## STATED EXERCISE
Extract all of the entries and give them again, word for word.

## INPUT MATERIAL
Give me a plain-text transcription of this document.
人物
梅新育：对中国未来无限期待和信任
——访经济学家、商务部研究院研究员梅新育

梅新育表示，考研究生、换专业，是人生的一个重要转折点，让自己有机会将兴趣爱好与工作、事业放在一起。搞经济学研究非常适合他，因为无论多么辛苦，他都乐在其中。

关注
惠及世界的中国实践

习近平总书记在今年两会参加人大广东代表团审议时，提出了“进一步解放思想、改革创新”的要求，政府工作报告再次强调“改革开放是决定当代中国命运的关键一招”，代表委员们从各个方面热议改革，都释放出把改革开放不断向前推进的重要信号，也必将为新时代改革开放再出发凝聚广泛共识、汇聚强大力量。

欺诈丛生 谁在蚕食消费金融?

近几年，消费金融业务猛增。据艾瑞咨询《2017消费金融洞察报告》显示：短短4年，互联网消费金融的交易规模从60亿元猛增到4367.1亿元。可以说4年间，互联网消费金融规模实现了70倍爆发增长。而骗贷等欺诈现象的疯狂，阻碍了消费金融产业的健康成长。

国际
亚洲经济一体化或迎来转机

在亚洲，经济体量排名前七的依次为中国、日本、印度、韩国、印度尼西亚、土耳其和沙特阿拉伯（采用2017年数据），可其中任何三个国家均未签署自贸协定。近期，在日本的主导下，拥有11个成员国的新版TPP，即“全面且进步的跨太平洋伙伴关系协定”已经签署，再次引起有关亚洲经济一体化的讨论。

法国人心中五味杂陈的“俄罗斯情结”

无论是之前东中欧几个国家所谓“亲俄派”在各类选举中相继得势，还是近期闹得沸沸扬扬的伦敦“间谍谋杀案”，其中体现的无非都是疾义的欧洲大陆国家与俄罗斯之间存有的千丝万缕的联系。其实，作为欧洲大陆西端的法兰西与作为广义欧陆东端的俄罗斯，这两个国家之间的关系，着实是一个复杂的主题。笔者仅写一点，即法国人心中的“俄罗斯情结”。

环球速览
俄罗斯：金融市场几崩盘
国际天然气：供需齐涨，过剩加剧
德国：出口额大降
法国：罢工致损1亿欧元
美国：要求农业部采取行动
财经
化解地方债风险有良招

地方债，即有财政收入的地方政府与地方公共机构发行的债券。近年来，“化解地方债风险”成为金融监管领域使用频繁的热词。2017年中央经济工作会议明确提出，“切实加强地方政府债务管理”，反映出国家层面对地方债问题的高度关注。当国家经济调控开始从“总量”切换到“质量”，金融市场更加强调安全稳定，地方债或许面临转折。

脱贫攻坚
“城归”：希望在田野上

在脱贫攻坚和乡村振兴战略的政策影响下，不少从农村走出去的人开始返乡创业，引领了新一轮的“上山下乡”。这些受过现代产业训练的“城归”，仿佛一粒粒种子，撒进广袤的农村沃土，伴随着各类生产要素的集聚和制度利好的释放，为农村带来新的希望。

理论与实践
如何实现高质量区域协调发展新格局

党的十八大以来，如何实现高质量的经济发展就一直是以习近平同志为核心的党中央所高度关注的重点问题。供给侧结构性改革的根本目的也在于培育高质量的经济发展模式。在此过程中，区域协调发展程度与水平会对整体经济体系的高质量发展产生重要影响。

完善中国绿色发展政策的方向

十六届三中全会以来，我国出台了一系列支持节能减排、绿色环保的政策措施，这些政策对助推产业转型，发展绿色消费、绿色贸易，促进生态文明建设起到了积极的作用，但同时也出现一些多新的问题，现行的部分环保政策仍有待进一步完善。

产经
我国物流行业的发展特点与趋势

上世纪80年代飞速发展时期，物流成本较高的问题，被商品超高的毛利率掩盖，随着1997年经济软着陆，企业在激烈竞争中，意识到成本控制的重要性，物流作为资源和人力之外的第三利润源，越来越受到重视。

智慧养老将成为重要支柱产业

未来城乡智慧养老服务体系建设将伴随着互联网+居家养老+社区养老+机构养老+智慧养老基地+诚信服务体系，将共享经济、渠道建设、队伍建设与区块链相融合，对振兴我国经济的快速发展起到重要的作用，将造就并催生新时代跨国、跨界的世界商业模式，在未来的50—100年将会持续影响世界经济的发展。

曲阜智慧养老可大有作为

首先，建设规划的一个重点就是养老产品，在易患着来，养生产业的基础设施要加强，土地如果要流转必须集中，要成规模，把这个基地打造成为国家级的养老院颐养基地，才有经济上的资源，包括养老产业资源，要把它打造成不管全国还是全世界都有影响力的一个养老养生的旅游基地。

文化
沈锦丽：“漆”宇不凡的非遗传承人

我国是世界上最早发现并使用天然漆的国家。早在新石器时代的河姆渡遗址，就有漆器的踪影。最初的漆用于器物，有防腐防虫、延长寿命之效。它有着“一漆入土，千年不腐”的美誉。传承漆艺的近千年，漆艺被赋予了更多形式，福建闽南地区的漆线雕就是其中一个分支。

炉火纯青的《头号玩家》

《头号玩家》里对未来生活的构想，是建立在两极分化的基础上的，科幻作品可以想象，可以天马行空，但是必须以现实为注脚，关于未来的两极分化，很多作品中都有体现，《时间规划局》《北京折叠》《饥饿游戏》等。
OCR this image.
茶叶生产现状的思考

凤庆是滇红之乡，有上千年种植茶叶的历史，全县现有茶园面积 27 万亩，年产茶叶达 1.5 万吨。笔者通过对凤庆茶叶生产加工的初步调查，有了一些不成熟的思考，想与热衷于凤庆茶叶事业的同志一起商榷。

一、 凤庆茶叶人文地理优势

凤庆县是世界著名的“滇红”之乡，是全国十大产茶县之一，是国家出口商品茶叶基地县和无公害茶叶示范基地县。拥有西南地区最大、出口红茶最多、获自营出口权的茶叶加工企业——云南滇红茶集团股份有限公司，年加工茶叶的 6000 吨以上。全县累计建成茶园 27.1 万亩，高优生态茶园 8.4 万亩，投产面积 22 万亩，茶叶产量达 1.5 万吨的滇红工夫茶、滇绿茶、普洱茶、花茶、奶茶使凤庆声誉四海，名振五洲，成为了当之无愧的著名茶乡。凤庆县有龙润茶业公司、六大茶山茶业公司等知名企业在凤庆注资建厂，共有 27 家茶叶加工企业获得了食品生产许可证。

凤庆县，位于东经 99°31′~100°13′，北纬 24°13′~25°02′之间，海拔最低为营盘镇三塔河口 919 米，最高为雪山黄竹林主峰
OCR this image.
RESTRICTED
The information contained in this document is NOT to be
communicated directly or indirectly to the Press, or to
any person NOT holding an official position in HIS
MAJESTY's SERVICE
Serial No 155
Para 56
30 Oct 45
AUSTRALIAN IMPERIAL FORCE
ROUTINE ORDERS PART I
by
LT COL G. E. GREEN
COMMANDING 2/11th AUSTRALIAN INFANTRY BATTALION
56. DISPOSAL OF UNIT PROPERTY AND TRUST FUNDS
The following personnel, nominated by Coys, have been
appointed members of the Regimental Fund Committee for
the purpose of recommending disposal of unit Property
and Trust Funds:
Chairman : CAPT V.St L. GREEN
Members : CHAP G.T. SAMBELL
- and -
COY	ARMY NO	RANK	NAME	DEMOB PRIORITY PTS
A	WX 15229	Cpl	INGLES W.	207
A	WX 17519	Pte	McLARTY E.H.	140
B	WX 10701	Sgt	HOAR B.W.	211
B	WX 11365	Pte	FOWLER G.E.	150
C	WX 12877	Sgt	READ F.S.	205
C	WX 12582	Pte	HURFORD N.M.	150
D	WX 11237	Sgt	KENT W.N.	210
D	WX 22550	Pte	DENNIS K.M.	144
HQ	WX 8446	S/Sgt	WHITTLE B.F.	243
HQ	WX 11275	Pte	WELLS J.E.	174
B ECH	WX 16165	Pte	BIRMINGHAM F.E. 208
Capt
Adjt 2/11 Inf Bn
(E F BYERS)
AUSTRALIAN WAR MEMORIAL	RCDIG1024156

## WRITTEN REPLY
Give me a plain-text transcription of this document.
人物
梅新育：对中国未来无限期待和信任
——访经济学家、商务部研究院研究员梅新育

梅新育表示，考研究生、换专业，是人生的一个重要转折点，让自己有机会将兴趣爱好与工作、事业放在一起。搞经济学研究非常适合他，因为无论多么辛苦，他都乐在其中。

关注
惠及世界的中国实践

习近平总书记在今年两会参加人大广东代表团审议时，提出了“进一步解放思想、改革创新”的要求，政府工作报告再次强调“改革开放是决定当代中国命运的关键一招”，代表委员们从各个方面热议改革，都释放出把改革开放不断向前推进的重要信号，也必将为新时代改革开放再出发凝聚广泛共识、汇聚强大力量。

欺诈丛生 谁在蚕食消费金融?

近几年，消费金融业务猛增。据艾瑞咨询《2017消费金融洞察报告》显示：短短4年，互联网消费金融的交易规模从60亿元猛增到4367.1亿元。可以说4年间，互联网消费金融规模实现了70倍爆发增长。而骗贷等欺诈现象的疯狂，阻碍了消费金融产业的健康成长。

国际
亚洲经济一体化或迎来转机

在亚洲，经济体量排名前七的依次为中国、日本、印度、韩国、印度尼西亚、土耳其和沙特阿拉伯（采用2017年数据），可其中任何三个国家均未签署自贸协定。近期，在日本的主导下，拥有11个成员国的新版TPP，即“全面且进步的跨太平洋伙伴关系协定”已经签署，再次引起有关亚洲经济一体化的讨论。

法国人心中五味杂陈的“俄罗斯情结”

无论是之前东中欧几个国家所谓“亲俄派”在各类选举中相继得势，还是近期闹得沸沸扬扬的伦敦“间谍谋杀案”，其中体现的无非都是疾义的欧洲大陆国家与俄罗斯之间存有的千丝万缕的联系。其实，作为欧洲大陆西端的法兰西与作为广义欧陆东端的俄罗斯，这两个国家之间的关系，着实是一个复杂的主题。笔者仅写一点，即法国人心中的“俄罗斯情结”。

环球速览
俄罗斯：金融市场几崩盘
国际天然气：供需齐涨，过剩加剧
德国：出口额大降
法国：罢工致损1亿欧元
美国：要求农业部采取行动
财经
化解地方债风险有良招

地方债，即有财政收入的地方政府与地方公共机构发行的债券。近年来，“化解地方债风险”成为金融监管领域使用频繁的热词。2017年中央经济工作会议明确提出，“切实加强地方政府债务管理”，反映出国家层面对地方债问题的高度关注。当国家经济调控开始从“总量”切换到“质量”，金融市场更加强调安全稳定，地方债或许面临转折。

脱贫攻坚
“城归”：希望在田野上

在脱贫攻坚和乡村振兴战略的政策影响下，不少从农村走出去的人开始返乡创业，引领了新一轮的“上山下乡”。这些受过现代产业训练的“城归”，仿佛一粒粒种子，撒进广袤的农村沃土，伴随着各类生产要素的集聚和制度利好的释放，为农村带来新的希望。

理论与实践
如何实现高质量区域协调发展新格局

党的十八大以来，如何实现高质量的经济发展就一直是以习近平同志为核心的党中央所高度关注的重点问题。供给侧结构性改革的根本目的也在于培育高质量的经济发展模式。在此过程中，区域协调发展程度与水平会对整体经济体系的高质量发展产生重要影响。

完善中国绿色发展政策的方向

十六届三中全会以来，我国出台了一系列支持节能减排、绿色环保的政策措施，这些政策对助推产业转型，发展绿色消费、绿色贸易，促进生态文明建设起到了积极的作用，但同时也出现一些多新的问题，现行的部分环保政策仍有待进一步完善。

产经
我国物流行业的发展特点与趋势

上世纪80年代飞速发展时期，物流成本较高的问题，被商品超高的毛利率掩盖，随着1997年经济软着陆，企业在激烈竞争中，意识到成本控制的重要性，物流作为资源和人力之外的第三利润源，越来越受到重视。

智慧养老将成为重要支柱产业

未来城乡智慧养老服务体系建设将伴随着互联网+居家养老+社区养老+机构养老+智慧养老基地+诚信服务体系，将共享经济、渠道建设、队伍建设与区块链相融合，对振兴我国经济的快速发展起到重要的作用，将造就并催生新时代跨国、跨界的世界商业模式，在未来的50—100年将会持续影响世界经济的发展。

曲阜智慧养老可大有作为

首先，建设规划的一个重点就是养老产品，在易患着来，养生产业的基础设施要加强，土地如果要流转必须集中，要成规模，把这个基地打造成为国家级的养老院颐养基地，才有经济上的资源，包括养老产业资源，要把它打造成不管全国还是全世界都有影响力的一个养老养生的旅游基地。

文化
沈锦丽：“漆”宇不凡的非遗传承人

我国是世界上最早发现并使用天然漆的国家。早在新石器时代的河姆渡遗址，就有漆器的踪影。最初的漆用于器物，有防腐防虫、延长寿命之效。它有着“一漆入土，千年不腐”的美誉。传承漆艺的近千年，漆艺被赋予了更多形式，福建闽南地区的漆线雕就是其中一个分支。

炉火纯青的《头号玩家》

《头号玩家》里对未来生活的构想，是建立在两极分化的基础上的，科幻作品可以想象，可以天马行空，但是必须以现实为注脚，关于未来的两极分化，很多作品中都有体现，《时间规划局》《北京折叠》《饥饿游戏》等。
OCR this image.
茶叶生产现状的思考

凤庆是滇红之乡，有上千年种植茶叶的历史，全县现有茶园面积 27 万亩，年产茶叶达 1.5 万吨。笔者通过对凤庆茶叶生产加工的初步调查，有了一些不成熟的思考，想与热衷于凤庆茶叶事业的同志一起商榷。

一、 凤庆茶叶人文地理优势

凤庆县是世界著名的“滇红”之乡，是全国十大产茶县之一，是国家出口商品茶叶基地县和无公害茶叶示范基地县。拥有西南地区最大、出口红茶最多、获自营出口权的茶叶加工企业——云南滇红茶集团股份有限公司，年加工茶叶的 6000 吨以上。全县累计建成茶园 27.1 万亩，高优生态茶园 8.4 万亩，投产面积 22 万亩，茶叶产量达 1.5 万吨的滇红工夫茶、滇绿茶、普洱茶、花茶、奶茶使凤庆声誉四海，名振五洲，成为了当之无愧的著名茶乡。凤庆县有龙润茶业公司、六大茶山茶业公司等知名企业在凤庆注资建厂，共有 27 家茶叶加工企业获得了食品生产许可证。

凤庆县，位于东经 99°31′~100°13′，北纬 24°13′~25°02′之间，海拔最低为营盘镇三塔河口 919 米，最高为雪山黄竹林主峰
OCR this image.
RESTRICTED
The information contained in this document is NOT to be
communicated directly or indirectly to the Press, or to
any person NOT holding an official position in HIS
MAJESTY's SERVICE
Serial No 155
Para 56
30 Oct 45
AUSTRALIAN IMPERIAL FORCE
ROUTINE ORDERS PART I
by
LT COL G. E. GREEN
COMMANDING 2/11th AUSTRALIAN INFANTRY BATTALION
56. DISPOSAL OF UNIT PROPERTY AND TRUST FUNDS
The following personnel, nominated by Coys, have been
appointed members of the Regimental Fund Committee for
the purpose of recommending disposal of unit Property
and Trust Funds:
Chairman : CAPT V.St L. GREEN
Members : CHAP G.T. SAMBELL
- and -
COY	ARMY NO	RANK	NAME	DEMOB PRIORITY PTS
A	WX 15229	Cpl	INGLES W.	207
A	WX 17519	Pte	McLARTY E.H.	140
B	WX 10701	Sgt	HOAR B.W.	211
B	WX 11365	Pte	FOWLER G.E.	150
C	WX 12877	Sgt	READ F.S.	205
C	WX 12582	Pte	HURFORD N.M.	150
D	WX 11237	Sgt	KENT W.N.	210
D	WX 22550	Pte	DENNIS K.M.	144
HQ	WX 8446	S/Sgt	WHITTLE B.F.	243
HQ	WX 11275	Pte	WELLS J.E.	174
B ECH	WX 16165	Pte	BIRMINGHAM F.E. 208
Capt
Adjt 2/11 Inf Bn
(E F BYERS)
AUSTRALIAN WAR MEMORIAL	RCDIG1024156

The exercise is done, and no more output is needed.